Give the entries back exactly, dropping each image.

○ ○ ○

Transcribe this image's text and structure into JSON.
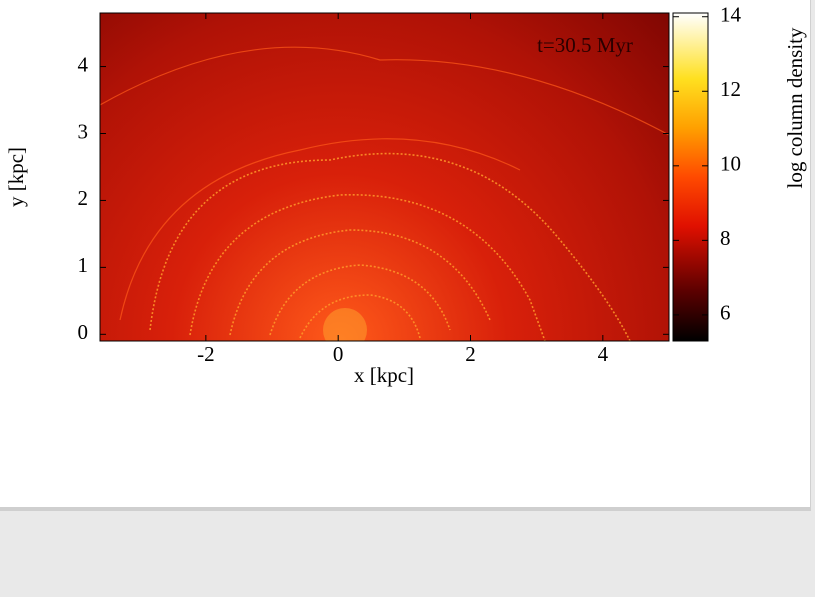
{
  "chart_data": {
    "type": "heatmap",
    "xlabel": "x [kpc]",
    "ylabel": "y [kpc]",
    "colorbar_label": "log column density",
    "annotation": "t=30.5 Myr",
    "xlim": [
      -3.6,
      5
    ],
    "xticks": [
      -2,
      0,
      2,
      4
    ],
    "ylim": [
      -0.1,
      4.8
    ],
    "yticks": [
      0,
      1,
      2,
      3,
      4
    ],
    "clim": [
      5.3,
      14.1
    ],
    "cticks": [
      6,
      8,
      10,
      12,
      14
    ]
  }
}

○ ○ ○

> _Task output_
Transcribe this image's text and structure into JSON.
{
  "chart_data": {
    "type": "heatmap",
    "xlabel": "x [kpc]",
    "ylabel": "y [kpc]",
    "colorbar_label": "log column density",
    "annotation": "t=30.5 Myr",
    "xlim": [
      -3.6,
      5
    ],
    "xticks": [
      -2,
      0,
      2,
      4
    ],
    "ylim": [
      -0.1,
      4.8
    ],
    "yticks": [
      0,
      1,
      2,
      3,
      4
    ],
    "clim": [
      5.3,
      14.1
    ],
    "cticks": [
      6,
      8,
      10,
      12,
      14
    ]
  }
}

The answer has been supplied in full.